_Record extracts:_
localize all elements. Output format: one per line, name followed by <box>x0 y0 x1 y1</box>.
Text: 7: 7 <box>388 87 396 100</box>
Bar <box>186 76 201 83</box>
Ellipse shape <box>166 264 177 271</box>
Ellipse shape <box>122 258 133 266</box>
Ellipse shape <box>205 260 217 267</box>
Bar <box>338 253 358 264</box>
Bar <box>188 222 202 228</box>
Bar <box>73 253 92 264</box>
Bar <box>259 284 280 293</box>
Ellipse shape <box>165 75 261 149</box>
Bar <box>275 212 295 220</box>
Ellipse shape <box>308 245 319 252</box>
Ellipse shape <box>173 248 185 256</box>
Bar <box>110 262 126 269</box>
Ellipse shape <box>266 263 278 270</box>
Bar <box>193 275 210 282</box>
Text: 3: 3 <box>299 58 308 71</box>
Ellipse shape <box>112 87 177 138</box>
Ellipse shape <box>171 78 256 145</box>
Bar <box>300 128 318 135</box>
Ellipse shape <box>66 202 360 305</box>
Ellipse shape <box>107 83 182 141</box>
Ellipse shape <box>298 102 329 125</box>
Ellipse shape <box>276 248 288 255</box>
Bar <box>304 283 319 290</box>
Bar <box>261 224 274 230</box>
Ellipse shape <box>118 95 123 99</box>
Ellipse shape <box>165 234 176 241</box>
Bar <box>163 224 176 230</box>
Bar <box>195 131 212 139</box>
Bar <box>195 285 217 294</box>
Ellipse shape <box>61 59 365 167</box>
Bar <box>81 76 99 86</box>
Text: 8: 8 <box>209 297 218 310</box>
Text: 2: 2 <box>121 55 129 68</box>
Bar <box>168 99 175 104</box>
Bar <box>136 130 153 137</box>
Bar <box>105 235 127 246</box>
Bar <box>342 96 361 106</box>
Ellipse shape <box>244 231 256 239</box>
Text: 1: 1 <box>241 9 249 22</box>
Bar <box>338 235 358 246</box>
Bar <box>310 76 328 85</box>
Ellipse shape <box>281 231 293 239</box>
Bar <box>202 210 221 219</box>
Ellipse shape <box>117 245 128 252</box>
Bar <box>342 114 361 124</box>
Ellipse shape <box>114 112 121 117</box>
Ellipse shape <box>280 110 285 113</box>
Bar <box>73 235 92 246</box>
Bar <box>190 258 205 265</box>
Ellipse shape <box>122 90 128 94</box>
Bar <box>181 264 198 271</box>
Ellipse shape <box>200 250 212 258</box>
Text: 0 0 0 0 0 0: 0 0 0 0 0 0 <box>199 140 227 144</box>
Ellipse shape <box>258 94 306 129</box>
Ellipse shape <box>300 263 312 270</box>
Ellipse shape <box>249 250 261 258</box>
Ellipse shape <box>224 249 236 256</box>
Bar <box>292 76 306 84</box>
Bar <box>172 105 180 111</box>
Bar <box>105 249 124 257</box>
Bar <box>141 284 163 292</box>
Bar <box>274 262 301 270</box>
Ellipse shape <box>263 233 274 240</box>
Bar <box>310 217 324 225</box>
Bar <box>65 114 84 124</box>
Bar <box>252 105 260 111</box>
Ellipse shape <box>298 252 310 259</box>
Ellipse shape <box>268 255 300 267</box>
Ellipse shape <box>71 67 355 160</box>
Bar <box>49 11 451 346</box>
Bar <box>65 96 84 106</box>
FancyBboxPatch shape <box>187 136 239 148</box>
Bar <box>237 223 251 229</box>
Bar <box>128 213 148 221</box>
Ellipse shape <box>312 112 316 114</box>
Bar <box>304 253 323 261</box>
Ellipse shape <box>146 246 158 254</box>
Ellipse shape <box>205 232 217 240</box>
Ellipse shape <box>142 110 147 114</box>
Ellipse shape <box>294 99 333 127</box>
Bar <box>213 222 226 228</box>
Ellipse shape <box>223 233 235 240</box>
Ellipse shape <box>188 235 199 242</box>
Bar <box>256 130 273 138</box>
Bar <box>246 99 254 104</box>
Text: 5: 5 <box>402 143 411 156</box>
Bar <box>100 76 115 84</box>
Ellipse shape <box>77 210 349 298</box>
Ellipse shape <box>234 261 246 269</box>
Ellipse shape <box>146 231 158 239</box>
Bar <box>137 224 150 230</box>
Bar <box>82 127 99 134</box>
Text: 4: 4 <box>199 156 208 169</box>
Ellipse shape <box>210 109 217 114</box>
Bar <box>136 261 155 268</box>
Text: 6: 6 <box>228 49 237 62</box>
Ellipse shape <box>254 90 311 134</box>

_Your task:_ Copy out every line of the data above word for word, in the same order.

_Completed exercise:_
localize all elements. Output format: one per line, name followed by <box>x0 y0 x1 y1</box>.
Text: 7: 7 <box>388 87 396 100</box>
Bar <box>186 76 201 83</box>
Ellipse shape <box>166 264 177 271</box>
Ellipse shape <box>122 258 133 266</box>
Ellipse shape <box>205 260 217 267</box>
Bar <box>338 253 358 264</box>
Bar <box>188 222 202 228</box>
Bar <box>73 253 92 264</box>
Bar <box>259 284 280 293</box>
Ellipse shape <box>165 75 261 149</box>
Bar <box>275 212 295 220</box>
Ellipse shape <box>308 245 319 252</box>
Ellipse shape <box>173 248 185 256</box>
Bar <box>110 262 126 269</box>
Ellipse shape <box>266 263 278 270</box>
Bar <box>193 275 210 282</box>
Text: 3: 3 <box>299 58 308 71</box>
Ellipse shape <box>112 87 177 138</box>
Ellipse shape <box>171 78 256 145</box>
Bar <box>300 128 318 135</box>
Ellipse shape <box>66 202 360 305</box>
Ellipse shape <box>107 83 182 141</box>
Ellipse shape <box>298 102 329 125</box>
Ellipse shape <box>276 248 288 255</box>
Bar <box>304 283 319 290</box>
Bar <box>261 224 274 230</box>
Ellipse shape <box>118 95 123 99</box>
Ellipse shape <box>165 234 176 241</box>
Bar <box>163 224 176 230</box>
Bar <box>195 131 212 139</box>
Bar <box>195 285 217 294</box>
Ellipse shape <box>61 59 365 167</box>
Bar <box>81 76 99 86</box>
Text: 8: 8 <box>209 297 218 310</box>
Text: 2: 2 <box>121 55 129 68</box>
Bar <box>168 99 175 104</box>
Bar <box>136 130 153 137</box>
Bar <box>105 235 127 246</box>
Bar <box>342 96 361 106</box>
Ellipse shape <box>244 231 256 239</box>
Text: 1: 1 <box>241 9 249 22</box>
Bar <box>338 235 358 246</box>
Bar <box>310 76 328 85</box>
Ellipse shape <box>281 231 293 239</box>
Bar <box>202 210 221 219</box>
Ellipse shape <box>117 245 128 252</box>
Bar <box>342 114 361 124</box>
Ellipse shape <box>114 112 121 117</box>
Ellipse shape <box>280 110 285 113</box>
Bar <box>73 235 92 246</box>
Bar <box>190 258 205 265</box>
Ellipse shape <box>122 90 128 94</box>
Bar <box>181 264 198 271</box>
Ellipse shape <box>200 250 212 258</box>
Text: 0 0 0 0 0 0: 0 0 0 0 0 0 <box>199 140 227 144</box>
Ellipse shape <box>258 94 306 129</box>
Ellipse shape <box>300 263 312 270</box>
Ellipse shape <box>249 250 261 258</box>
Ellipse shape <box>224 249 236 256</box>
Bar <box>292 76 306 84</box>
Bar <box>172 105 180 111</box>
Bar <box>105 249 124 257</box>
Bar <box>141 284 163 292</box>
Bar <box>274 262 301 270</box>
Ellipse shape <box>263 233 274 240</box>
Bar <box>310 217 324 225</box>
Bar <box>65 114 84 124</box>
Bar <box>252 105 260 111</box>
Ellipse shape <box>298 252 310 259</box>
Ellipse shape <box>268 255 300 267</box>
Ellipse shape <box>71 67 355 160</box>
Bar <box>49 11 451 346</box>
Bar <box>65 96 84 106</box>
FancyBboxPatch shape <box>187 136 239 148</box>
Bar <box>237 223 251 229</box>
Bar <box>128 213 148 221</box>
Ellipse shape <box>312 112 316 114</box>
Bar <box>304 253 323 261</box>
Ellipse shape <box>146 246 158 254</box>
Ellipse shape <box>205 232 217 240</box>
Ellipse shape <box>142 110 147 114</box>
Ellipse shape <box>294 99 333 127</box>
Bar <box>213 222 226 228</box>
Ellipse shape <box>223 233 235 240</box>
Ellipse shape <box>188 235 199 242</box>
Bar <box>256 130 273 138</box>
Bar <box>246 99 254 104</box>
Text: 5: 5 <box>402 143 411 156</box>
Bar <box>100 76 115 84</box>
Ellipse shape <box>77 210 349 298</box>
Ellipse shape <box>234 261 246 269</box>
Ellipse shape <box>146 231 158 239</box>
Bar <box>137 224 150 230</box>
Bar <box>82 127 99 134</box>
Text: 4: 4 <box>199 156 208 169</box>
Ellipse shape <box>210 109 217 114</box>
Bar <box>136 261 155 268</box>
Text: 6: 6 <box>228 49 237 62</box>
Ellipse shape <box>254 90 311 134</box>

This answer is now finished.